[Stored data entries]
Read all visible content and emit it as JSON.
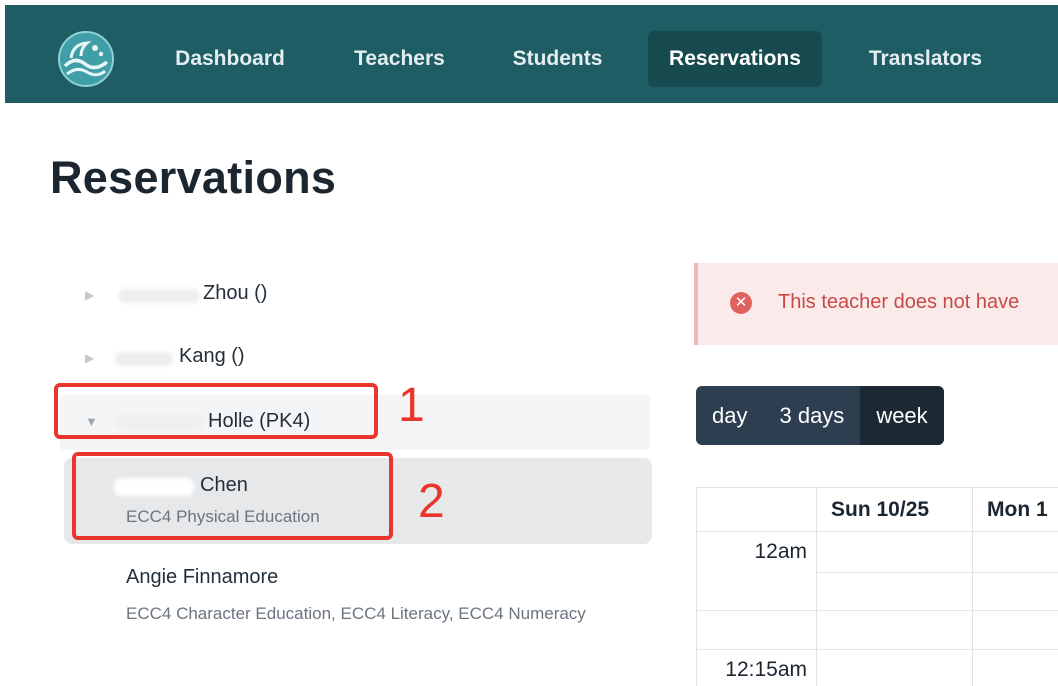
{
  "nav": {
    "items": [
      {
        "label": "Dashboard"
      },
      {
        "label": "Teachers"
      },
      {
        "label": "Students"
      },
      {
        "label": "Reservations",
        "active": true
      },
      {
        "label": "Translators"
      }
    ],
    "logo_icon": "wave-logo-icon",
    "bar_color": "#1d5d63"
  },
  "page": {
    "title": "Reservations"
  },
  "tree": {
    "rows": [
      {
        "name": "Zhou ()",
        "expanded": false
      },
      {
        "name": "Kang ()",
        "expanded": false
      },
      {
        "name": "Holle (PK4)",
        "expanded": true
      }
    ],
    "teachers": [
      {
        "name": "Chen",
        "subjects": "ECC4 Physical Education",
        "selected": true
      },
      {
        "name": "Angie Finnamore",
        "subjects": "ECC4 Character Education, ECC4 Literacy, ECC4 Numeracy"
      }
    ]
  },
  "annotations": {
    "one": "1",
    "two": "2",
    "color": "#e8362c"
  },
  "alert": {
    "text": "This teacher does not have",
    "icon": "error-circle-icon"
  },
  "calendar": {
    "views": [
      "day",
      "3 days",
      "week"
    ],
    "active_view": "week",
    "columns": [
      "Sun 10/25",
      "Mon 1"
    ],
    "times": [
      "12am",
      "12:15am"
    ]
  }
}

» PROBLEM DESCRIPTION
Without the pictures, copy the material exactly as given.

» EXERCISE RESPONSE
Read all visible content and emit it as JSON.
{
  "nav": {
    "items": [
      {
        "label": "Dashboard"
      },
      {
        "label": "Teachers"
      },
      {
        "label": "Students"
      },
      {
        "label": "Reservations",
        "active": true
      },
      {
        "label": "Translators"
      }
    ],
    "logo_icon": "wave-logo-icon",
    "bar_color": "#1d5d63"
  },
  "page": {
    "title": "Reservations"
  },
  "tree": {
    "rows": [
      {
        "name": "Zhou ()",
        "expanded": false
      },
      {
        "name": "Kang ()",
        "expanded": false
      },
      {
        "name": "Holle (PK4)",
        "expanded": true
      }
    ],
    "teachers": [
      {
        "name": "Chen",
        "subjects": "ECC4 Physical Education",
        "selected": true
      },
      {
        "name": "Angie Finnamore",
        "subjects": "ECC4 Character Education, ECC4 Literacy, ECC4 Numeracy"
      }
    ]
  },
  "annotations": {
    "one": "1",
    "two": "2",
    "color": "#e8362c"
  },
  "alert": {
    "text": "This teacher does not have",
    "icon": "error-circle-icon"
  },
  "calendar": {
    "views": [
      "day",
      "3 days",
      "week"
    ],
    "active_view": "week",
    "columns": [
      "Sun 10/25",
      "Mon 1"
    ],
    "times": [
      "12am",
      "12:15am"
    ]
  }
}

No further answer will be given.